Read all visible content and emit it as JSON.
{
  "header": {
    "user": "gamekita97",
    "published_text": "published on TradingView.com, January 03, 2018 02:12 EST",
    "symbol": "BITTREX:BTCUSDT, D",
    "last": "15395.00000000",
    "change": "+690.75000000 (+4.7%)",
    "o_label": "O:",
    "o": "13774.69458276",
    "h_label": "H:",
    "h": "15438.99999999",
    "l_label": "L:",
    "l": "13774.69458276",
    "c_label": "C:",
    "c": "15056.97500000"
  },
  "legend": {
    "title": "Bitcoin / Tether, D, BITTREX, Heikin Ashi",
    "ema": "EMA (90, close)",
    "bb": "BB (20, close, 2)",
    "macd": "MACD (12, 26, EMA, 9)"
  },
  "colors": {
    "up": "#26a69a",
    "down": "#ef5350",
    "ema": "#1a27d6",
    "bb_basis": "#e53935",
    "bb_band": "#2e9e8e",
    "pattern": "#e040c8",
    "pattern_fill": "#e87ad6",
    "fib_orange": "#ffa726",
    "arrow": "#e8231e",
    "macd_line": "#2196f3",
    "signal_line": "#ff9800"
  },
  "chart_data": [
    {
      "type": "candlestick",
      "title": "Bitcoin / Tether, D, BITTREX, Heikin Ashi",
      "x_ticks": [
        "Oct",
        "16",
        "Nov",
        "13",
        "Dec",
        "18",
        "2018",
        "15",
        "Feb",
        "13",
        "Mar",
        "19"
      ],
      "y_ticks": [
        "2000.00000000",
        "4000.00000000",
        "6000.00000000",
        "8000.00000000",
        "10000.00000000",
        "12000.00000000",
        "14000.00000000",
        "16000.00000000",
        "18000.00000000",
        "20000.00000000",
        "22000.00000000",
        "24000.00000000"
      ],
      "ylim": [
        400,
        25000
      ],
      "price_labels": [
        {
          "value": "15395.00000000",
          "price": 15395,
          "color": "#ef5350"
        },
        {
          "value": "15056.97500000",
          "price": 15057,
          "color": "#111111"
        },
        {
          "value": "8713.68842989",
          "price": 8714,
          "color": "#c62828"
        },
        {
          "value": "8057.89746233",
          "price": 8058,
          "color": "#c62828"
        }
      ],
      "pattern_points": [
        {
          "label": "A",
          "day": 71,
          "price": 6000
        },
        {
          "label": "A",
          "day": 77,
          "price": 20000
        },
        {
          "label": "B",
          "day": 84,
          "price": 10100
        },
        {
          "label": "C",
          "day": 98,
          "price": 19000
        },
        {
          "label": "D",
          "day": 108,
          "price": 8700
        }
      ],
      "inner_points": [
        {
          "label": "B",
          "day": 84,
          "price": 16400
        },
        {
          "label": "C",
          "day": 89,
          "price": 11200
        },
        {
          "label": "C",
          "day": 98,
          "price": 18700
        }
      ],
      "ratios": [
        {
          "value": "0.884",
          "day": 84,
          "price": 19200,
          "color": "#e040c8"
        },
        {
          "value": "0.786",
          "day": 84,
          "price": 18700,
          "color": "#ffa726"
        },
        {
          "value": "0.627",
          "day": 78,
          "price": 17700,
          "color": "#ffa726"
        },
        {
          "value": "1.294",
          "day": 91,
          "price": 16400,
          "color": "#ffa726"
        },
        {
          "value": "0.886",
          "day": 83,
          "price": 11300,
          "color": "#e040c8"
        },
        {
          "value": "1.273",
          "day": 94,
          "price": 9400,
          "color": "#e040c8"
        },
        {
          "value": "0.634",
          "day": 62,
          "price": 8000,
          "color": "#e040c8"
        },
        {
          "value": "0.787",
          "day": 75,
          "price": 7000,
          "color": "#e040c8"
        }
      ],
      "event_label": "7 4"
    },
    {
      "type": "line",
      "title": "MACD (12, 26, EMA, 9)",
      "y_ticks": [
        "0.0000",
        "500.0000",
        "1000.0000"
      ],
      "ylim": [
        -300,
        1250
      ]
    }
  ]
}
════════
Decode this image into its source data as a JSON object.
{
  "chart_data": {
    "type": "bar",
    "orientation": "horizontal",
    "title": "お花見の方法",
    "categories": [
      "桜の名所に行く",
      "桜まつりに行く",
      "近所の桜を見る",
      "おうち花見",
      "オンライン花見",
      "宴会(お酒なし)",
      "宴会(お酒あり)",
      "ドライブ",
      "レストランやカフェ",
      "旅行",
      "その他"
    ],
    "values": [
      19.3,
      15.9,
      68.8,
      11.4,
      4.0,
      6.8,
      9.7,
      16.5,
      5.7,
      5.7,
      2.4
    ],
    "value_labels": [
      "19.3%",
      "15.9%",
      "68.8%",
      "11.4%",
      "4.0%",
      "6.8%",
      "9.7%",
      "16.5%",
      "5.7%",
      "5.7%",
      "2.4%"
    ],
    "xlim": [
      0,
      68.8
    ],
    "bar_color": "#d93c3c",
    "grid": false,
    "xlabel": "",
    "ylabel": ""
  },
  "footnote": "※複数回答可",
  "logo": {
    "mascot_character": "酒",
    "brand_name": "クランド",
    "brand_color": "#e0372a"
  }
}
════════
» **Instructions to follow**
Select all lines with the word "Bitcoin" from the entries above.

» **Exercise answer**
    "title": "Bitcoin / Tether, D, BITTREX, Heikin Ashi",
      "title": "Bitcoin / Tether, D, BITTREX, Heikin Ashi",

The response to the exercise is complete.